## Your instructions
Look at each line of the records and count those with "提出了防止质量通病的有效措施" in them. Please answer with the count alone.

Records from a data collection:

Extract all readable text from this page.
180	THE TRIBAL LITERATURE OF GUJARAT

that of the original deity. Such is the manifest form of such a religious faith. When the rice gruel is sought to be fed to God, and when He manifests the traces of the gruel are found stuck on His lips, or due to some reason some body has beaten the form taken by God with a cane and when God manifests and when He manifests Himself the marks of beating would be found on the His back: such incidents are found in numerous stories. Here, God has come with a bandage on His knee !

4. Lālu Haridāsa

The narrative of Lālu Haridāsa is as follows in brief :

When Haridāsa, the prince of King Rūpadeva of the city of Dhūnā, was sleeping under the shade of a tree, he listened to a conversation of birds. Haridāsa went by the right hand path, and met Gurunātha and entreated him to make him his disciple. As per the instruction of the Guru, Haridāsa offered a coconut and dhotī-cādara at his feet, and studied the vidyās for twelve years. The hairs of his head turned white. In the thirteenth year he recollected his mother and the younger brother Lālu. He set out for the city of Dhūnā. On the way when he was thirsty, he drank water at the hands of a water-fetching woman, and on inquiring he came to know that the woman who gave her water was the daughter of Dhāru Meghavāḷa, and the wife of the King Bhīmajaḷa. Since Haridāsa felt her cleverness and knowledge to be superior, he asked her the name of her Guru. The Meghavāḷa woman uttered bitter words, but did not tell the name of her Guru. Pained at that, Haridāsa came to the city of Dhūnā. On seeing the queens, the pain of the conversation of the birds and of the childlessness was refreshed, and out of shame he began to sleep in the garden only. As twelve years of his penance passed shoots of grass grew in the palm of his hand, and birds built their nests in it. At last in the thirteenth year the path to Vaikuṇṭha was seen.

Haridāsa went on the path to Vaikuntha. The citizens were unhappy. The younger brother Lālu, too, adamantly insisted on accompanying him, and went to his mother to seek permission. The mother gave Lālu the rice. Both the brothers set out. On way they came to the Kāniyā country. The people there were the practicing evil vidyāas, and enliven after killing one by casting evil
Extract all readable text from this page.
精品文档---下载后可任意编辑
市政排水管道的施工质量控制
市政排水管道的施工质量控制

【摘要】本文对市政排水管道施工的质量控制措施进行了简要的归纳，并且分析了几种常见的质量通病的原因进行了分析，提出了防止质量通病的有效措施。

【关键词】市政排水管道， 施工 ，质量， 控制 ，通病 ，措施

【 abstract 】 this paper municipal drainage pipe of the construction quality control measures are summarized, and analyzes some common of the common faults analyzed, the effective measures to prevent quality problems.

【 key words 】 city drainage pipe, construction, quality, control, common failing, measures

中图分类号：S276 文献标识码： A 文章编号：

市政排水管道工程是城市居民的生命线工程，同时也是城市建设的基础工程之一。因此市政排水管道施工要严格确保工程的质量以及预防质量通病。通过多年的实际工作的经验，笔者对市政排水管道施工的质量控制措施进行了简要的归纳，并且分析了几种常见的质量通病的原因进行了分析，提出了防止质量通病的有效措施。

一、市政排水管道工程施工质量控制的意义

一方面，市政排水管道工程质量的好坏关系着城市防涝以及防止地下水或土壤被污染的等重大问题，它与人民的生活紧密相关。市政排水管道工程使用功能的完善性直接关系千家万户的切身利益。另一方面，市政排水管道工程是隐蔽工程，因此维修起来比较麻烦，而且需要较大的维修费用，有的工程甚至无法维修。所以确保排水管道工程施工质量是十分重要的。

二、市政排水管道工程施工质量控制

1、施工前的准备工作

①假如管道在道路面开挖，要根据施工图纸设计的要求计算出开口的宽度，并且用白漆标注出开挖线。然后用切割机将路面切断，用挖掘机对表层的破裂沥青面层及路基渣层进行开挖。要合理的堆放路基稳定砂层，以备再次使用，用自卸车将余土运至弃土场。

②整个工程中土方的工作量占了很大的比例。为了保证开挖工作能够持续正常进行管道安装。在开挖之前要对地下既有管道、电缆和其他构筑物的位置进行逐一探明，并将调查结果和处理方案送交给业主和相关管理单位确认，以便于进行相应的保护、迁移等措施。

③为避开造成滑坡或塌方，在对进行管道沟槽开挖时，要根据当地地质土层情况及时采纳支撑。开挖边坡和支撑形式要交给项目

## Response for this exercise
2